INSTRUCTIONS TO FOLLOW: Copy out the whole listing exactly as written, leaving the pictures behind.

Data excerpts
§ §

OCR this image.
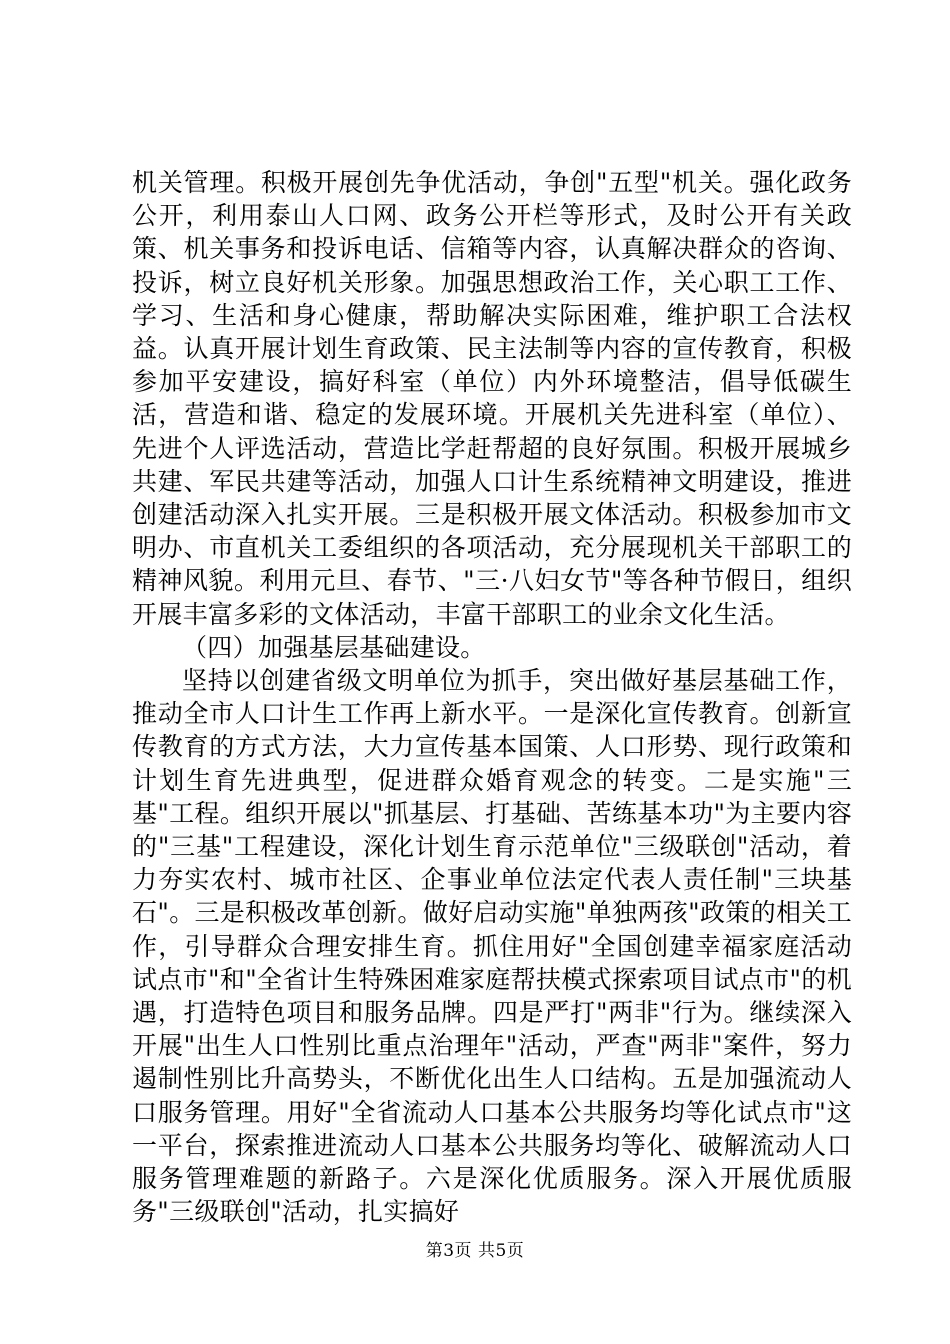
机关管理。积极开展创先争优活动，争创"五型"机关。强化政务公开，利用泰山人口网、政务公开栏等形式，及时公开有关政策、机关事务和投诉电话、信箱等内容，认真解决群众的咨询、投诉，树立良好机关形象。加强思想政治工作，关心职工工作、学习、生活和身心健康，帮助解决实际困难，维护职工合法权益。认真开展计划生育政策、民主法制等内容的宣传教育，积极参加平安建设，搞好科室（单位）内外环境整洁，倡导低碳生活，营造和谐、稳定的发展环境。开展机关先进科室（单位）、先进个人评选活动，营造比学赶帮超的良好氛围。积极开展城乡共建、军民共建等活动，加强人口计生系统精神文明建设，推进创建活动深入扎实开展。三是积极开展文体活动。积极参加市文明办、市直机关工委组织的各项活动，充分展现机关干部职工的精神风貌。利用元旦、春节、"三·八妇女节"等各种节假日，组织开展丰富多彩的文体活动，丰富干部职工的业余文化生活。

（四）加强基层基础建设。

坚持以创建省级文明单位为抓手，突出做好基层基础工作，推动全市人口计生工作再上新水平。一是深化宣传教育。创新宣传教育的方式方法，大力宣传基本国策、人口形势、现行政策和计划生育先进典型，促进群众婚育观念的转变。二是实施"三基"工程。组织开展以"抓基层、打基础、苦练基本功"为主要内容的"三基"工程建设，深化计划生育示范单位"三级联创"活动，着力夯实农村、城市社区、企事业单位法定代表人责任制"三块基石"。三是积极改革创新。做好启动实施"单独两孩"政策的相关工作，引导群众合理安排生育。抓住用好"全国创建幸福家庭活动试点市"和"全省计生特殊困难家庭帮扶模式探索项目试点市"的机遇，打造特色项目和服务品牌。四是严打"两非"行为。继续深入开展"出生人口性别比重点治理年"活动，严查"两非"案件，努力遏制性别比升高势头，不断优化出生人口结构。五是加强流动人口服务管理。用好"全省流动人口基本公共服务均等化试点市"这一平台，探索推进流动人口基本公共服务均等化、破解流动人口服务管理难题的新路子。六是深化优质服务。深入开展优质服务"三级联创"活动，扎实搞好

第3页 共5页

§ §

SOLVED PROBLEM:
OCR this image.
机关管理。积极开展创先争优活动，争创"五型"机关。强化政务公开，利用泰山人口网、政务公开栏等形式，及时公开有关政策、机关事务和投诉电话、信箱等内容，认真解决群众的咨询、投诉，树立良好机关形象。加强思想政治工作，关心职工工作、学习、生活和身心健康，帮助解决实际困难，维护职工合法权益。认真开展计划生育政策、民主法制等内容的宣传教育，积极参加平安建设，搞好科室（单位）内外环境整洁，倡导低碳生活，营造和谐、稳定的发展环境。开展机关先进科室（单位）、先进个人评选活动，营造比学赶帮超的良好氛围。积极开展城乡共建、军民共建等活动，加强人口计生系统精神文明建设，推进创建活动深入扎实开展。三是积极开展文体活动。积极参加市文明办、市直机关工委组织的各项活动，充分展现机关干部职工的精神风貌。利用元旦、春节、"三·八妇女节"等各种节假日，组织开展丰富多彩的文体活动，丰富干部职工的业余文化生活。

（四）加强基层基础建设。

坚持以创建省级文明单位为抓手，突出做好基层基础工作，推动全市人口计生工作再上新水平。一是深化宣传教育。创新宣传教育的方式方法，大力宣传基本国策、人口形势、现行政策和计划生育先进典型，促进群众婚育观念的转变。二是实施"三基"工程。组织开展以"抓基层、打基础、苦练基本功"为主要内容的"三基"工程建设，深化计划生育示范单位"三级联创"活动，着力夯实农村、城市社区、企事业单位法定代表人责任制"三块基石"。三是积极改革创新。做好启动实施"单独两孩"政策的相关工作，引导群众合理安排生育。抓住用好"全国创建幸福家庭活动试点市"和"全省计生特殊困难家庭帮扶模式探索项目试点市"的机遇，打造特色项目和服务品牌。四是严打"两非"行为。继续深入开展"出生人口性别比重点治理年"活动，严查"两非"案件，努力遏制性别比升高势头，不断优化出生人口结构。五是加强流动人口服务管理。用好"全省流动人口基本公共服务均等化试点市"这一平台，探索推进流动人口基本公共服务均等化、破解流动人口服务管理难题的新路子。六是深化优质服务。深入开展优质服务"三级联创"活动，扎实搞好

第3页 共5页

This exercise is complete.